▶ [WRITTEN REQUEST]: Update the entries by replacing "Apprentice" with "Journeyman" and leave everything else unchanged.

▶ [GIVEN DATA]:
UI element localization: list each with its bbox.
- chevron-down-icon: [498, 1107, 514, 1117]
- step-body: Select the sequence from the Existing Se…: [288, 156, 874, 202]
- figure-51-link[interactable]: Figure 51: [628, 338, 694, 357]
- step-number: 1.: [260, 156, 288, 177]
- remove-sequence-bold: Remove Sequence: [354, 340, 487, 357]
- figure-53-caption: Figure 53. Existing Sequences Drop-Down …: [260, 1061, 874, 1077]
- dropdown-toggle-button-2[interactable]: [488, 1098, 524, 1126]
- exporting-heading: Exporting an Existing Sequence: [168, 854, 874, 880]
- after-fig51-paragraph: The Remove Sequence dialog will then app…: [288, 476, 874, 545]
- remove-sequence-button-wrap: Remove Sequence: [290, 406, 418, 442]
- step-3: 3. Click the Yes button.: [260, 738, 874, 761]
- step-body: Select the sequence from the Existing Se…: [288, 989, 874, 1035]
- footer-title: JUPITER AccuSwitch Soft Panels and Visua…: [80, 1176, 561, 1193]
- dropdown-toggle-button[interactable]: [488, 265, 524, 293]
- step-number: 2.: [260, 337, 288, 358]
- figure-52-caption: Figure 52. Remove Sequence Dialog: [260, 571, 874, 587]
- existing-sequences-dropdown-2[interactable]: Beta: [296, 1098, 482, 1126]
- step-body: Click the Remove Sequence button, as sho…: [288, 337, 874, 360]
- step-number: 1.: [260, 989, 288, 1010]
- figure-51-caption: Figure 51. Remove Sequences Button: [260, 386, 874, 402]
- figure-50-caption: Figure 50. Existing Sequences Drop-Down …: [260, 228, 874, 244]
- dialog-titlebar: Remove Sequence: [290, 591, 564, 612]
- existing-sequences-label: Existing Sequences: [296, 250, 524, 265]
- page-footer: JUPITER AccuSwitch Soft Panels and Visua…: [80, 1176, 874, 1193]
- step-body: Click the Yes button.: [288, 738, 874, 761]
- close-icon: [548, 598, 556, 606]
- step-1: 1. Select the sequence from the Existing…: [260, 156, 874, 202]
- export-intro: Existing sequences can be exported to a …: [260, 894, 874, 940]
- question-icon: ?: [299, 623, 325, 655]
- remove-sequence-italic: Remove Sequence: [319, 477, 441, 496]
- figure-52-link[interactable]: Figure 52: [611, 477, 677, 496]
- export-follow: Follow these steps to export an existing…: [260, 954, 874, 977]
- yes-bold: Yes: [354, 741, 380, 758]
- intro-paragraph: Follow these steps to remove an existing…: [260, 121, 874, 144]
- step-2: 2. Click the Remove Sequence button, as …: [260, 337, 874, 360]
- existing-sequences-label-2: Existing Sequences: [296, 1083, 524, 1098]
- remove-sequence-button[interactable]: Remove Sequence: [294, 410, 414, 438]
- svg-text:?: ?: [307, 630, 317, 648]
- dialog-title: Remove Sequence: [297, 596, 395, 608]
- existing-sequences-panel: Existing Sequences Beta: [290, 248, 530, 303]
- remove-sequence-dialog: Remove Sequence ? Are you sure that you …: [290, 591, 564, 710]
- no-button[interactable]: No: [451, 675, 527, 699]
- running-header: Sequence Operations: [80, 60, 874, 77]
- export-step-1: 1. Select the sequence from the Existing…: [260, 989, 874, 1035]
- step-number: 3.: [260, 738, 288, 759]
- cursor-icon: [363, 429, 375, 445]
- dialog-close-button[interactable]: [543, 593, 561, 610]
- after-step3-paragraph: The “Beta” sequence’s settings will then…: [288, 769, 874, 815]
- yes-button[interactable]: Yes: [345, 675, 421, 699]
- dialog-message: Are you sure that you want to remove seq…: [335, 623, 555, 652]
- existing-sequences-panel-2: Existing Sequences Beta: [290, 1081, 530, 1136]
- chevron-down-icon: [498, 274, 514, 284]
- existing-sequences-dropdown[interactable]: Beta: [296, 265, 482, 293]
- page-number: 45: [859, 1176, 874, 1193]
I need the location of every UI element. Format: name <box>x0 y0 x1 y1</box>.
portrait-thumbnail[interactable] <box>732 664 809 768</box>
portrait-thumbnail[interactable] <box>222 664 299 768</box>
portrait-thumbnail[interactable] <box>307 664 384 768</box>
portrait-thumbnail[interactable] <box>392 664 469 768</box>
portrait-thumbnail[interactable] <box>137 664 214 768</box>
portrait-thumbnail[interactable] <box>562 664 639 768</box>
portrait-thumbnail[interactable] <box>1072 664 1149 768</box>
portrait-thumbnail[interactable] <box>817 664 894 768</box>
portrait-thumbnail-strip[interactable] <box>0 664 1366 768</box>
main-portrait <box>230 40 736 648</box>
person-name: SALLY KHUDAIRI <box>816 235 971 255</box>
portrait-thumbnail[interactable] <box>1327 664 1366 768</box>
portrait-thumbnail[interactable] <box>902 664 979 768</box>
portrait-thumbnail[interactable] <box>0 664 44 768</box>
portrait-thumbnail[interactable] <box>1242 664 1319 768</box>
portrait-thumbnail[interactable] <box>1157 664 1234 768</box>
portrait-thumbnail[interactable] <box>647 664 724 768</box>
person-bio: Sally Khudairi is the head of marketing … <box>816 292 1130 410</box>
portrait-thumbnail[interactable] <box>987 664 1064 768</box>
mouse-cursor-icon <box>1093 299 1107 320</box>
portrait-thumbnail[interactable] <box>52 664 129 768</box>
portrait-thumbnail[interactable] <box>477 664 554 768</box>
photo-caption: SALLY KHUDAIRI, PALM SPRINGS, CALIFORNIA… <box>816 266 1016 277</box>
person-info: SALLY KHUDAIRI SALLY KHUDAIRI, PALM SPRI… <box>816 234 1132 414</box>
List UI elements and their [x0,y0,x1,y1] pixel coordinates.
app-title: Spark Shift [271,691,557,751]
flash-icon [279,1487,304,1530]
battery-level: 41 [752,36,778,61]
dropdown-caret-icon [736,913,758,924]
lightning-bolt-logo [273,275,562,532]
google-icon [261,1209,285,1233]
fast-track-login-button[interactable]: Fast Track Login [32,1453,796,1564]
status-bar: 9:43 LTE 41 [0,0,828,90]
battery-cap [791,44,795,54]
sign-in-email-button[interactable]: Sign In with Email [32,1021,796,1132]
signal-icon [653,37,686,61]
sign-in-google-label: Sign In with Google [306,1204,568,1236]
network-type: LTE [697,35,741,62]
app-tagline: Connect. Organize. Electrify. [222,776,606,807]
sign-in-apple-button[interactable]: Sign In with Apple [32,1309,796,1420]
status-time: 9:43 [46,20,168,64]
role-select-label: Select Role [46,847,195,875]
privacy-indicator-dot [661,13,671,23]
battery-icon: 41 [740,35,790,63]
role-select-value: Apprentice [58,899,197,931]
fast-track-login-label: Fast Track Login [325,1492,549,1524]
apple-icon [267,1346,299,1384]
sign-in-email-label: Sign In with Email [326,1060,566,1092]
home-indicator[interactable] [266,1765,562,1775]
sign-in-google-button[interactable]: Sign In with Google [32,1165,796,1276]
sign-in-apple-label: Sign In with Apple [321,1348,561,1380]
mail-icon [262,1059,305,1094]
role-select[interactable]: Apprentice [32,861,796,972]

▶ [THE ANSWER]:
UI element localization: list each with its bbox.
- chevron-down-icon: [498, 1107, 514, 1117]
- step-body: Select the sequence from the Existing Se…: [288, 156, 874, 202]
- figure-51-link[interactable]: Figure 51: [628, 338, 694, 357]
- step-number: 1.: [260, 156, 288, 177]
- remove-sequence-bold: Remove Sequence: [354, 340, 487, 357]
- figure-53-caption: Figure 53. Existing Sequences Drop-Down …: [260, 1061, 874, 1077]
- dropdown-toggle-button-2[interactable]: [488, 1098, 524, 1126]
- exporting-heading: Exporting an Existing Sequence: [168, 854, 874, 880]
- after-fig51-paragraph: The Remove Sequence dialog will then app…: [288, 476, 874, 545]
- remove-sequence-button-wrap: Remove Sequence: [290, 406, 418, 442]
- step-3: 3. Click the Yes button.: [260, 738, 874, 761]
- step-body: Select the sequence from the Existing Se…: [288, 989, 874, 1035]
- footer-title: JUPITER AccuSwitch Soft Panels and Visua…: [80, 1176, 561, 1193]
- dropdown-toggle-button[interactable]: [488, 265, 524, 293]
- step-number: 2.: [260, 337, 288, 358]
- figure-52-caption: Figure 52. Remove Sequence Dialog: [260, 571, 874, 587]
- existing-sequences-dropdown-2[interactable]: Beta: [296, 1098, 482, 1126]
- step-body: Click the Remove Sequence button, as sho…: [288, 337, 874, 360]
- step-number: 1.: [260, 989, 288, 1010]
- figure-51-caption: Figure 51. Remove Sequences Button: [260, 386, 874, 402]
- figure-50-caption: Figure 50. Existing Sequences Drop-Down …: [260, 228, 874, 244]
- dialog-titlebar: Remove Sequence: [290, 591, 564, 612]
- existing-sequences-label: Existing Sequences: [296, 250, 524, 265]
- page-footer: JUPITER AccuSwitch Soft Panels and Visua…: [80, 1176, 874, 1193]
- step-body: Click the Yes button.: [288, 738, 874, 761]
- close-icon: [548, 598, 556, 606]
- step-1: 1. Select the sequence from the Existing…: [260, 156, 874, 202]
- export-intro: Existing sequences can be exported to a …: [260, 894, 874, 940]
- question-icon: ?: [299, 623, 325, 655]
- remove-sequence-italic: Remove Sequence: [319, 477, 441, 496]
- figure-52-link[interactable]: Figure 52: [611, 477, 677, 496]
- export-follow: Follow these steps to export an existing…: [260, 954, 874, 977]
- yes-bold: Yes: [354, 741, 380, 758]
- intro-paragraph: Follow these steps to remove an existing…: [260, 121, 874, 144]
- step-2: 2. Click the Remove Sequence button, as …: [260, 337, 874, 360]
- existing-sequences-label-2: Existing Sequences: [296, 1083, 524, 1098]
- remove-sequence-button[interactable]: Remove Sequence: [294, 410, 414, 438]
- svg-text:?: ?: [307, 630, 317, 648]
- dialog-title: Remove Sequence: [297, 596, 395, 608]
- existing-sequences-panel: Existing Sequences Beta: [290, 248, 530, 303]
- remove-sequence-dialog: Remove Sequence ? Are you sure that you …: [290, 591, 564, 710]
- no-button[interactable]: No: [451, 675, 527, 699]
- running-header: Sequence Operations: [80, 60, 874, 77]
- export-step-1: 1. Select the sequence from the Existing…: [260, 989, 874, 1035]
- step-number: 3.: [260, 738, 288, 759]
- cursor-icon: [363, 429, 375, 445]
- dialog-close-button[interactable]: [543, 593, 561, 610]
- after-step3-paragraph: The “Beta” sequence’s settings will then…: [288, 769, 874, 815]
- yes-button[interactable]: Yes: [345, 675, 421, 699]
- dialog-message: Are you sure that you want to remove seq…: [335, 623, 555, 652]
- existing-sequences-panel-2: Existing Sequences Beta: [290, 1081, 530, 1136]
- chevron-down-icon: [498, 274, 514, 284]
- existing-sequences-dropdown[interactable]: Beta: [296, 265, 482, 293]
- page-number: 45: [859, 1176, 874, 1193]
I need the location of every UI element. Format: name <box>x0 y0 x1 y1</box>.
portrait-thumbnail[interactable] <box>732 664 809 768</box>
portrait-thumbnail[interactable] <box>222 664 299 768</box>
portrait-thumbnail[interactable] <box>307 664 384 768</box>
portrait-thumbnail[interactable] <box>392 664 469 768</box>
portrait-thumbnail[interactable] <box>137 664 214 768</box>
portrait-thumbnail[interactable] <box>562 664 639 768</box>
portrait-thumbnail[interactable] <box>1072 664 1149 768</box>
portrait-thumbnail[interactable] <box>817 664 894 768</box>
portrait-thumbnail-strip[interactable] <box>0 664 1366 768</box>
main-portrait <box>230 40 736 648</box>
person-name: SALLY KHUDAIRI <box>816 235 971 255</box>
portrait-thumbnail[interactable] <box>1327 664 1366 768</box>
portrait-thumbnail[interactable] <box>902 664 979 768</box>
portrait-thumbnail[interactable] <box>0 664 44 768</box>
portrait-thumbnail[interactable] <box>1242 664 1319 768</box>
portrait-thumbnail[interactable] <box>1157 664 1234 768</box>
portrait-thumbnail[interactable] <box>647 664 724 768</box>
person-bio: Sally Khudairi is the head of marketing … <box>816 292 1130 410</box>
portrait-thumbnail[interactable] <box>987 664 1064 768</box>
mouse-cursor-icon <box>1093 299 1107 320</box>
portrait-thumbnail[interactable] <box>52 664 129 768</box>
portrait-thumbnail[interactable] <box>477 664 554 768</box>
photo-caption: SALLY KHUDAIRI, PALM SPRINGS, CALIFORNIA… <box>816 266 1016 277</box>
person-info: SALLY KHUDAIRI SALLY KHUDAIRI, PALM SPRI… <box>816 234 1132 414</box>
List UI elements and their [x0,y0,x1,y1] pixel coordinates.
app-title: Spark Shift [271,691,557,751]
flash-icon [279,1487,304,1530]
battery-level: 41 [752,36,778,61]
dropdown-caret-icon [736,913,758,924]
lightning-bolt-logo [273,275,562,532]
google-icon [261,1209,285,1233]
fast-track-login-button[interactable]: Fast Track Login [32,1453,796,1564]
status-bar: 9:43 LTE 41 [0,0,828,90]
battery-cap [791,44,795,54]
sign-in-email-button[interactable]: Sign In with Email [32,1021,796,1132]
signal-icon [653,37,686,61]
sign-in-google-label: Sign In with Google [306,1204,568,1236]
network-type: LTE [697,35,741,62]
app-tagline: Connect. Organize. Electrify. [222,776,606,807]
sign-in-apple-button[interactable]: Sign In with Apple [32,1309,796,1420]
status-time: 9:43 [46,20,168,64]
role-select-label: Select Role [46,847,195,875]
privacy-indicator-dot [661,13,671,23]
battery-icon: 41 [740,35,790,63]
role-select-value: Journeyman [58,899,197,931]
fast-track-login-label: Fast Track Login [325,1492,549,1524]
apple-icon [267,1346,299,1384]
sign-in-email-label: Sign In with Email [326,1060,566,1092]
home-indicator[interactable] [266,1765,562,1775]
sign-in-google-button[interactable]: Sign In with Google [32,1165,796,1276]
sign-in-apple-label: Sign In with Apple [321,1348,561,1380]
mail-icon [262,1059,305,1094]
role-select[interactable]: Journeyman [32,861,796,972]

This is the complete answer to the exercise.